--- Start ---

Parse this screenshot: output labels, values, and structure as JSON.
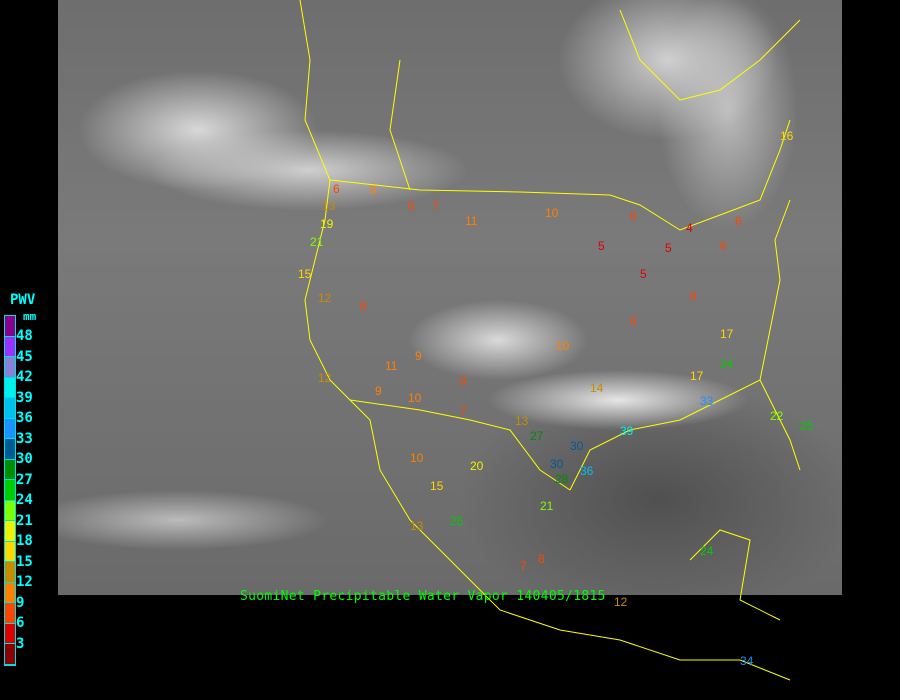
{
  "caption": "SuomiNet Precipitable Water Vapor 140405/1815",
  "legend": {
    "title": "PWV",
    "unit": "mm",
    "labels": [
      "48",
      "45",
      "42",
      "39",
      "36",
      "33",
      "30",
      "27",
      "24",
      "21",
      "18",
      "15",
      "12",
      "9",
      "6",
      "3"
    ],
    "colors": [
      "#8b008b",
      "#9b30ff",
      "#8c7fd8",
      "#00f0f0",
      "#00c0f0",
      "#1e90ff",
      "#005a96",
      "#008c00",
      "#00cc00",
      "#7fff00",
      "#f0f000",
      "#ffd700",
      "#c88c00",
      "#ff8000",
      "#ff4500",
      "#e00000",
      "#8b0000"
    ]
  },
  "boundary_color": "#ffff00",
  "stations": [
    "6",
    "9",
    "13",
    "19",
    "21",
    "15",
    "12",
    "8",
    "6",
    "7",
    "11",
    "10",
    "5",
    "6",
    "5",
    "4",
    "5",
    "6",
    "8",
    "6",
    "9",
    "10",
    "12",
    "9",
    "11",
    "10",
    "8",
    "7",
    "6",
    "13",
    "17",
    "14",
    "24",
    "30",
    "36",
    "39",
    "33",
    "22",
    "25",
    "27",
    "28",
    "30",
    "21",
    "15",
    "10",
    "13",
    "20",
    "7",
    "8",
    "25",
    "24",
    "34",
    "12",
    "17",
    "16"
  ]
}
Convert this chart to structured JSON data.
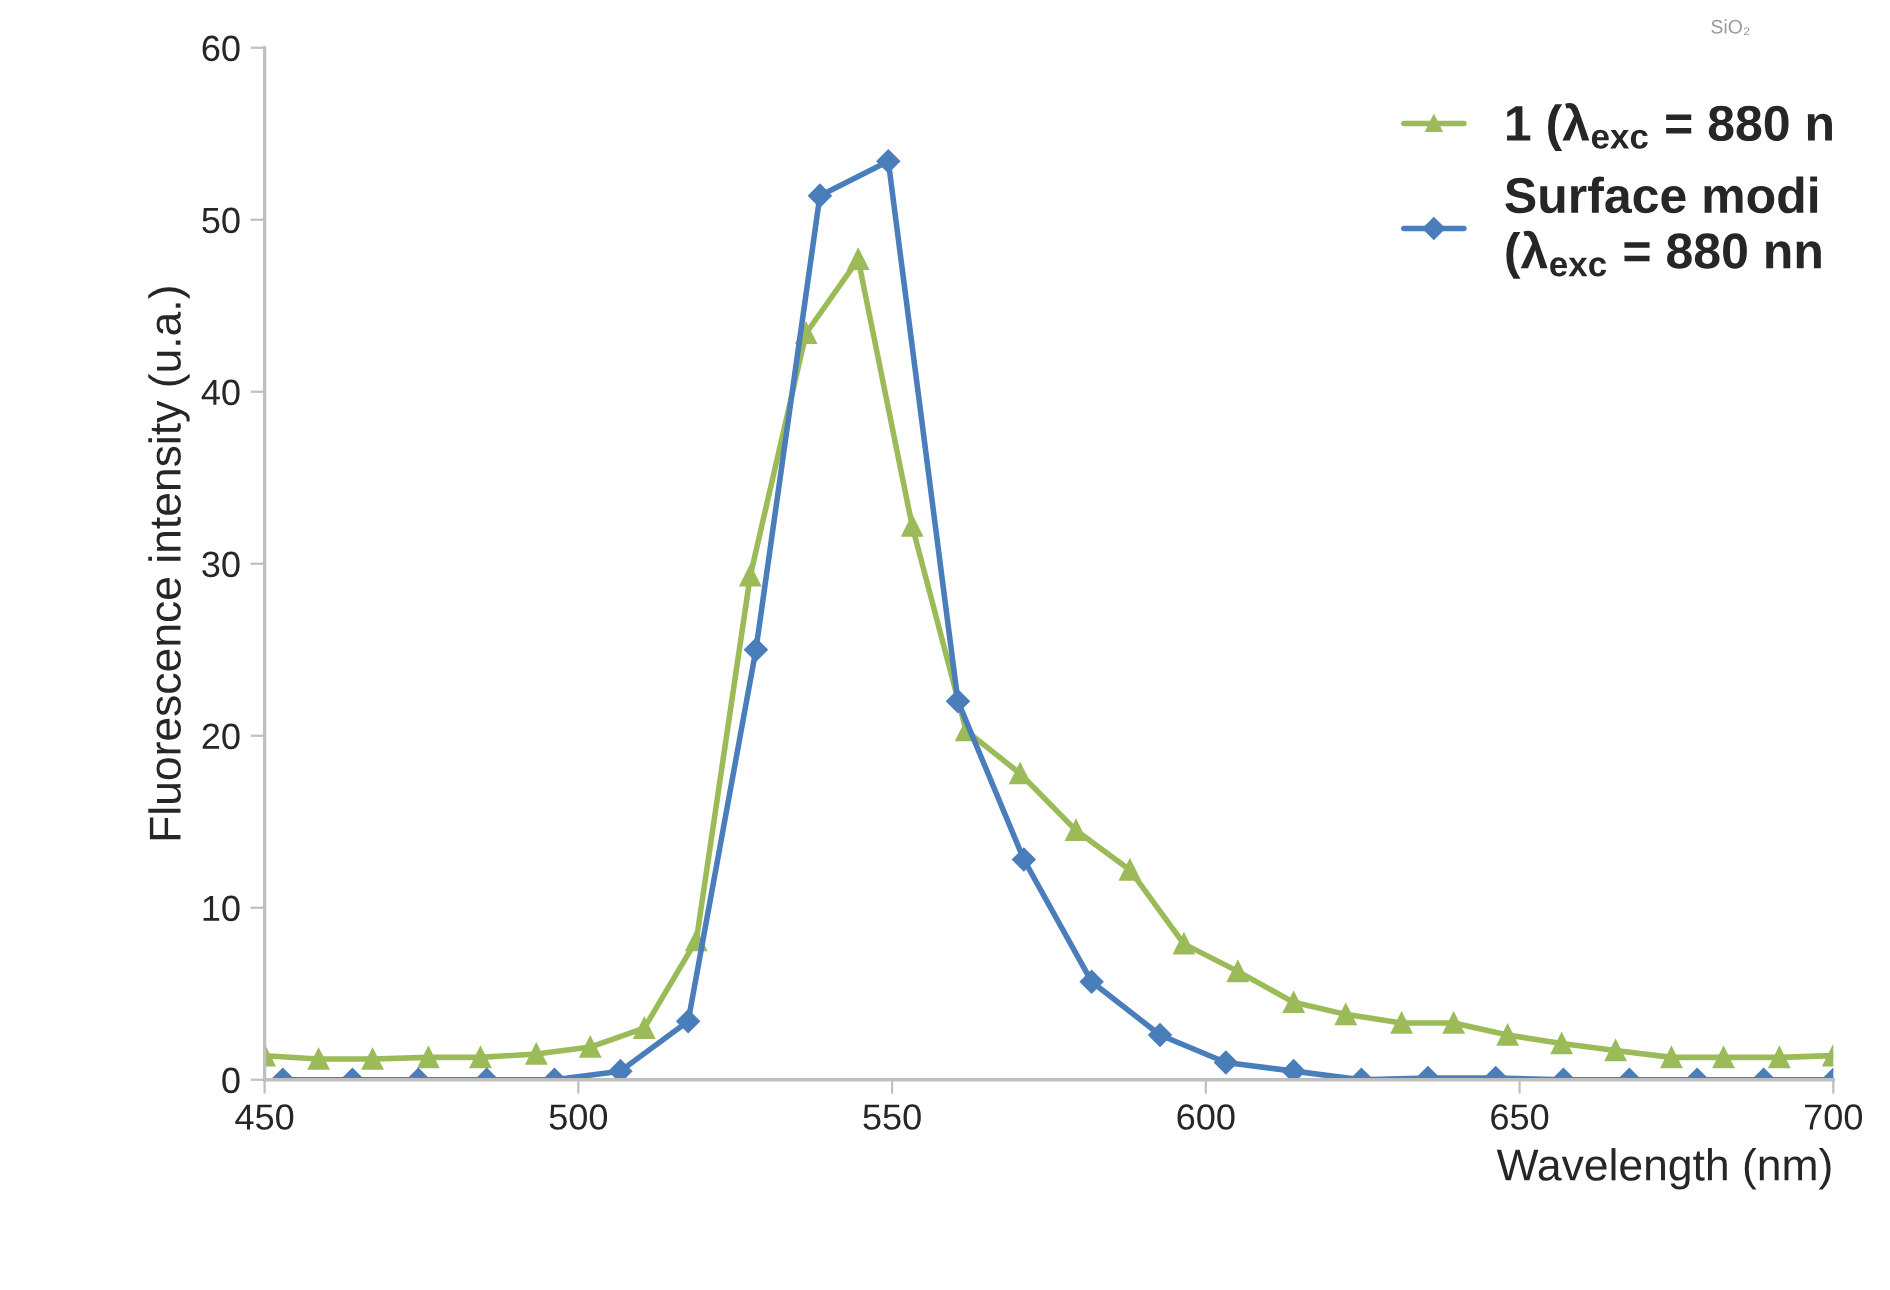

--- End ---

## WHAT TO DO
Output all of the records exactly as they appear above, but not the pictures.

## THE RESULT
Parse this screenshot: output labels, values, and structure as JSON.
{
  "caption": "SuomiNet Precipitable Water Vapor 140405/1815",
  "legend": {
    "title": "PWV",
    "unit": "mm",
    "labels": [
      "48",
      "45",
      "42",
      "39",
      "36",
      "33",
      "30",
      "27",
      "24",
      "21",
      "18",
      "15",
      "12",
      "9",
      "6",
      "3"
    ],
    "colors": [
      "#8b008b",
      "#9b30ff",
      "#8c7fd8",
      "#00f0f0",
      "#00c0f0",
      "#1e90ff",
      "#005a96",
      "#008c00",
      "#00cc00",
      "#7fff00",
      "#f0f000",
      "#ffd700",
      "#c88c00",
      "#ff8000",
      "#ff4500",
      "#e00000",
      "#8b0000"
    ]
  },
  "boundary_color": "#ffff00",
  "stations": [
    "6",
    "9",
    "13",
    "19",
    "21",
    "15",
    "12",
    "8",
    "6",
    "7",
    "11",
    "10",
    "5",
    "6",
    "5",
    "4",
    "5",
    "6",
    "8",
    "6",
    "9",
    "10",
    "12",
    "9",
    "11",
    "10",
    "8",
    "7",
    "6",
    "13",
    "17",
    "14",
    "24",
    "30",
    "36",
    "39",
    "33",
    "22",
    "25",
    "27",
    "28",
    "30",
    "21",
    "15",
    "10",
    "13",
    "20",
    "7",
    "8",
    "25",
    "24",
    "34",
    "12",
    "17",
    "16"
  ]
}
Convert this chart to structured JSON data.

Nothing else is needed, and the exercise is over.